# Material for this task

__________

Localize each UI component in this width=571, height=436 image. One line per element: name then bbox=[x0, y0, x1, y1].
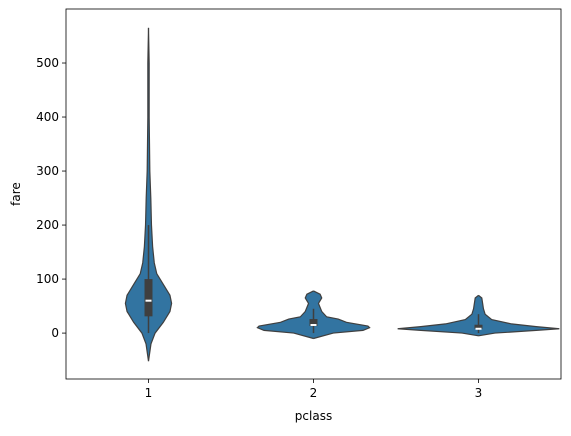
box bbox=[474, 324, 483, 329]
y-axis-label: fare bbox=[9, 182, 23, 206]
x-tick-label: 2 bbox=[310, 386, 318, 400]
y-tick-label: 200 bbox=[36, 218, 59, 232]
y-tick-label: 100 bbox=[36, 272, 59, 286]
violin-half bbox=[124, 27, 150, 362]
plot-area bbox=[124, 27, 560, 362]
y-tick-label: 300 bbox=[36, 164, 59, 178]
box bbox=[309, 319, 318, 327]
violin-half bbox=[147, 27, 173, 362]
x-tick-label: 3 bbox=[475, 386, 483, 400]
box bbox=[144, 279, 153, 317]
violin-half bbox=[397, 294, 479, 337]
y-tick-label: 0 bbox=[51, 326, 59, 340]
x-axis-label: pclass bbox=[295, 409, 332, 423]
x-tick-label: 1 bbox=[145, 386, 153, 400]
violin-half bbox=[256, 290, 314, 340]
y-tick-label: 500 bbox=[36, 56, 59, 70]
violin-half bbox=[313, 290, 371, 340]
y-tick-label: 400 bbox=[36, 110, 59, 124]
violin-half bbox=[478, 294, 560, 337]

__________

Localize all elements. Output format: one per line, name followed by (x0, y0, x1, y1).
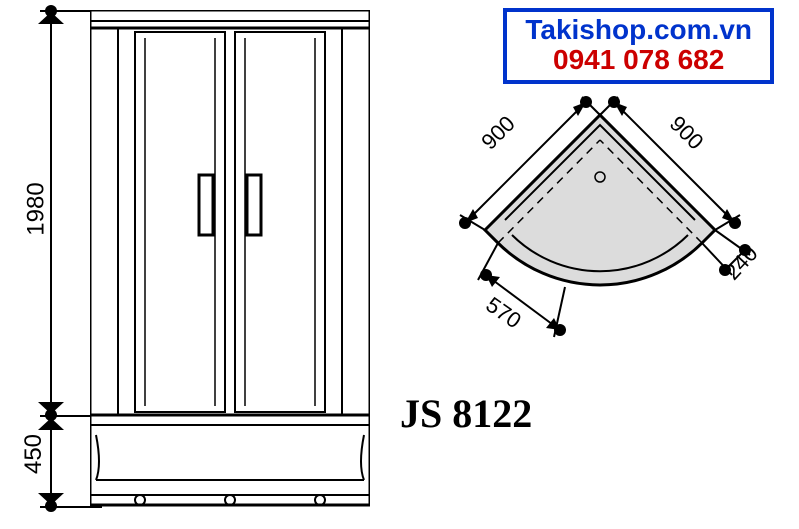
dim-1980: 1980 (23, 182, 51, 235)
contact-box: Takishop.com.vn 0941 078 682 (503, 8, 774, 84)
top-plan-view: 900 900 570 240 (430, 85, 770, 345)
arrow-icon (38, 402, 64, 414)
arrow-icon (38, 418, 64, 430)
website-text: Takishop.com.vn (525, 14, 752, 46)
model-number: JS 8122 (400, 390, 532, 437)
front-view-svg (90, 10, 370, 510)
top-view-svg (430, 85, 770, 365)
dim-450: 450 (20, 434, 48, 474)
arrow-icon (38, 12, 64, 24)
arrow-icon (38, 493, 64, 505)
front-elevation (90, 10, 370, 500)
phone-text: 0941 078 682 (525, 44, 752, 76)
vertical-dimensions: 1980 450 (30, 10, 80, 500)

__________

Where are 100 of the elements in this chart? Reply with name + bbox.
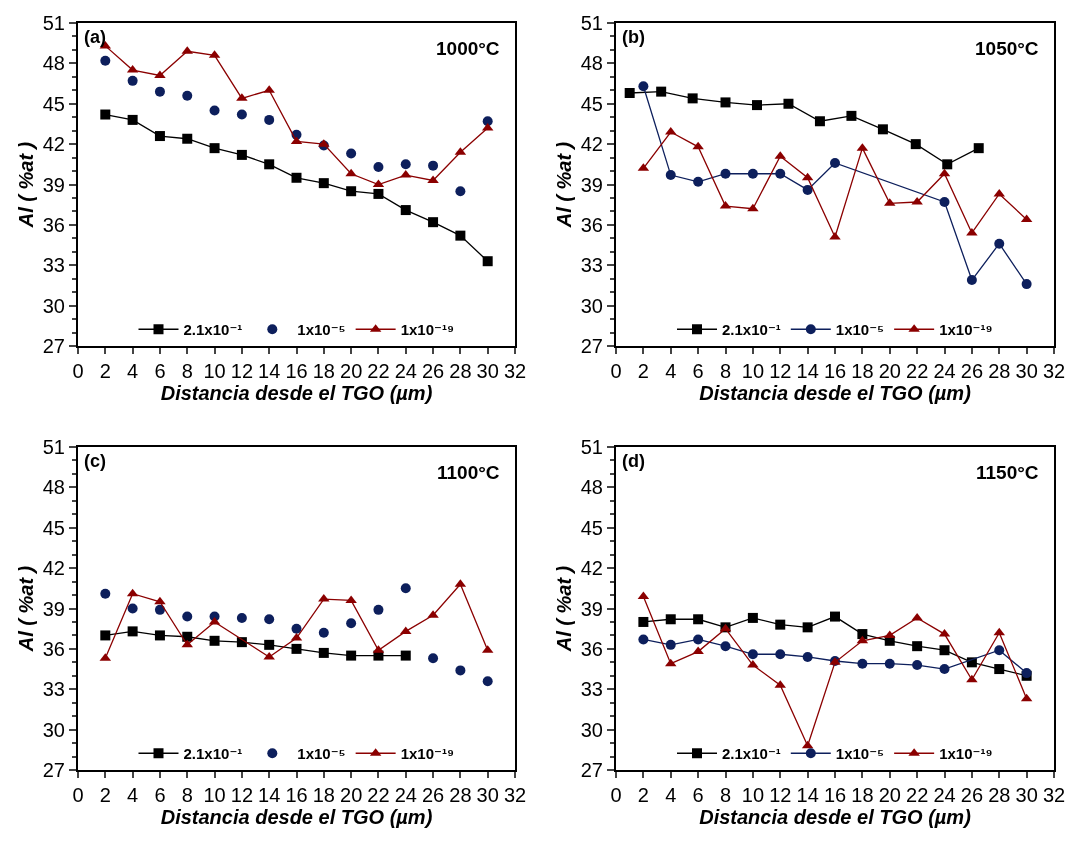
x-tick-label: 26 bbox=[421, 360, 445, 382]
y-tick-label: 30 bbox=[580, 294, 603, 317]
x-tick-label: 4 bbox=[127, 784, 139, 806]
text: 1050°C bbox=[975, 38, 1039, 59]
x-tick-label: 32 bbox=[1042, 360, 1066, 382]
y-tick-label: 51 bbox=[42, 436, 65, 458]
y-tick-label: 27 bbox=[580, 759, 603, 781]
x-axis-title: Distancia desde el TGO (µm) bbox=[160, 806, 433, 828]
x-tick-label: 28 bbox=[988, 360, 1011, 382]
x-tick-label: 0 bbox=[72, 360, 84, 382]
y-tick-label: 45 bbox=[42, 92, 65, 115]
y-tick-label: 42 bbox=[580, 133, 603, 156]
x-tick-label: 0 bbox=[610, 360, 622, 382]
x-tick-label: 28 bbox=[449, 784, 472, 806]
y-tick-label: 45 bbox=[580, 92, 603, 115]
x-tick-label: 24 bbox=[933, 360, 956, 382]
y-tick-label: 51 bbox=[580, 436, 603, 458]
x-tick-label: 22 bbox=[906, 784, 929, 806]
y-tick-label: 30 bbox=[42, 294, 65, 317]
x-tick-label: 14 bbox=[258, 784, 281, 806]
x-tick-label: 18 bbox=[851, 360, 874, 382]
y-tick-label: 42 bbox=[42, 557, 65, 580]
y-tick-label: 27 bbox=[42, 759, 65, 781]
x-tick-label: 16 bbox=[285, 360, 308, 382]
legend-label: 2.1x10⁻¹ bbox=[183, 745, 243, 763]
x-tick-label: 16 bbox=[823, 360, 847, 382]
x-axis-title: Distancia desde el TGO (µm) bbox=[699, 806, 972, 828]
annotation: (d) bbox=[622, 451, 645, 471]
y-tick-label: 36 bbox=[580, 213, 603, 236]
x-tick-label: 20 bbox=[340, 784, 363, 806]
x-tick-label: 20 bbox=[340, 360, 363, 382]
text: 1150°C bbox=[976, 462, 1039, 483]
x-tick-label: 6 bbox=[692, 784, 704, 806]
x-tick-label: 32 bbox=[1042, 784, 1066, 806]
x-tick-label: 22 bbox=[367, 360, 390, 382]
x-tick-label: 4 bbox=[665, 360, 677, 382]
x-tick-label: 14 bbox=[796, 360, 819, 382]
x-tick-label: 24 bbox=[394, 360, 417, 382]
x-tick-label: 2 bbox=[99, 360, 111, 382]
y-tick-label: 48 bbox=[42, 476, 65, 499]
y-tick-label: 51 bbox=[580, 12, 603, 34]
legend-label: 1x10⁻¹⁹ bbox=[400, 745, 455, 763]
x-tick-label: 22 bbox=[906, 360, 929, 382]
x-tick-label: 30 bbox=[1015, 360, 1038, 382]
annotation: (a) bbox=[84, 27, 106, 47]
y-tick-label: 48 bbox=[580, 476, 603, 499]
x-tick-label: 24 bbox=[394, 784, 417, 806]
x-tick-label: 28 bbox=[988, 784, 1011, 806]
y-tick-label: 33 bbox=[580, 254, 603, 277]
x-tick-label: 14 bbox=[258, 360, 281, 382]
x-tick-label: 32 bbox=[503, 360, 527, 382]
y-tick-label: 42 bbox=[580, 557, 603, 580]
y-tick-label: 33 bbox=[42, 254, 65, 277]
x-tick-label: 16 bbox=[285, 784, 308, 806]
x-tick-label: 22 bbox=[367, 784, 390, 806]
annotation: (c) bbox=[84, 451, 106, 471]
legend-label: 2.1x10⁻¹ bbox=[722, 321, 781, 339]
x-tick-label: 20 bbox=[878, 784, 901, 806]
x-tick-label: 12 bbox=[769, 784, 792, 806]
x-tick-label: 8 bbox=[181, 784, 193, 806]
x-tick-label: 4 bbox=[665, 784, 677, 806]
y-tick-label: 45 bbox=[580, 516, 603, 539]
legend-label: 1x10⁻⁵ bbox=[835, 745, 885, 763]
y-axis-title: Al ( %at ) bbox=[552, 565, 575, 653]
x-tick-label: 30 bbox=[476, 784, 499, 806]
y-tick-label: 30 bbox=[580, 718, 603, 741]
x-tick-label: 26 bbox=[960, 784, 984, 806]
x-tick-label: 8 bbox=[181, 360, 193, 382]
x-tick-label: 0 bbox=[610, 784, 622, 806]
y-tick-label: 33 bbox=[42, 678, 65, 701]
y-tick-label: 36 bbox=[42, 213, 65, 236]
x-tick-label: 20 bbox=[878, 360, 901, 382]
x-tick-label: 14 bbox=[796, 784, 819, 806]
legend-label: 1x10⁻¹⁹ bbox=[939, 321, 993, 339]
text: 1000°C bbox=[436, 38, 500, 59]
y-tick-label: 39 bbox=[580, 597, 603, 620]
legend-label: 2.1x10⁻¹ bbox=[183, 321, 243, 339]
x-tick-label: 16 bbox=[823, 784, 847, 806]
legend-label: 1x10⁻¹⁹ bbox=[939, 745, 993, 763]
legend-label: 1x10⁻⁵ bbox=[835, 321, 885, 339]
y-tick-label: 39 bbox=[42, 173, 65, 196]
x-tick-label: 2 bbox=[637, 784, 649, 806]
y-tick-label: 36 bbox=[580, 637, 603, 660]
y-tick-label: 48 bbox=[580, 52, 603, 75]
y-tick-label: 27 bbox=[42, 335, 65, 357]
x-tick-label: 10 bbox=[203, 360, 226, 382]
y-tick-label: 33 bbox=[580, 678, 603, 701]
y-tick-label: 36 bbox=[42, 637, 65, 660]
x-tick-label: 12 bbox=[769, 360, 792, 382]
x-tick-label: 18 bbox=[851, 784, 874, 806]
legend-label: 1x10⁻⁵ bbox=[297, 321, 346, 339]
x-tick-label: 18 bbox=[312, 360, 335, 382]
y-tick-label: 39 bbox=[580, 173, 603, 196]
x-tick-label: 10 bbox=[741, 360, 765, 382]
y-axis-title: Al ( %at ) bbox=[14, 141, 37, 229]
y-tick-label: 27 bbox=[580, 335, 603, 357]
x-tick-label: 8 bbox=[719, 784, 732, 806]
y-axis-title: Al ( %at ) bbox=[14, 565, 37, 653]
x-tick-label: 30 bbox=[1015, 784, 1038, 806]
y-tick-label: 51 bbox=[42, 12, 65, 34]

__________

Can you write out the lines above, from the line containing "Localize each UI" through the line containing "violin-half bbox=[478, 294, 560, 337]", copying each one verbatim? Leave the picture out of your answer.

# Expected output
Localize each UI component in this width=571, height=436 image. One line per element: name then bbox=[x0, y0, x1, y1].
box bbox=[474, 324, 483, 329]
y-axis-label: fare bbox=[9, 182, 23, 206]
x-tick-label: 2 bbox=[310, 386, 318, 400]
y-tick-label: 200 bbox=[36, 218, 59, 232]
y-tick-label: 100 bbox=[36, 272, 59, 286]
violin-half bbox=[124, 27, 150, 362]
plot-area bbox=[124, 27, 560, 362]
y-tick-label: 300 bbox=[36, 164, 59, 178]
box bbox=[309, 319, 318, 327]
violin-half bbox=[147, 27, 173, 362]
x-tick-label: 3 bbox=[475, 386, 483, 400]
box bbox=[144, 279, 153, 317]
violin-half bbox=[397, 294, 479, 337]
y-tick-label: 0 bbox=[51, 326, 59, 340]
x-axis-label: pclass bbox=[295, 409, 332, 423]
x-tick-label: 1 bbox=[145, 386, 153, 400]
violin-half bbox=[256, 290, 314, 340]
y-tick-label: 500 bbox=[36, 56, 59, 70]
violin-half bbox=[313, 290, 371, 340]
y-tick-label: 400 bbox=[36, 110, 59, 124]
violin-half bbox=[478, 294, 560, 337]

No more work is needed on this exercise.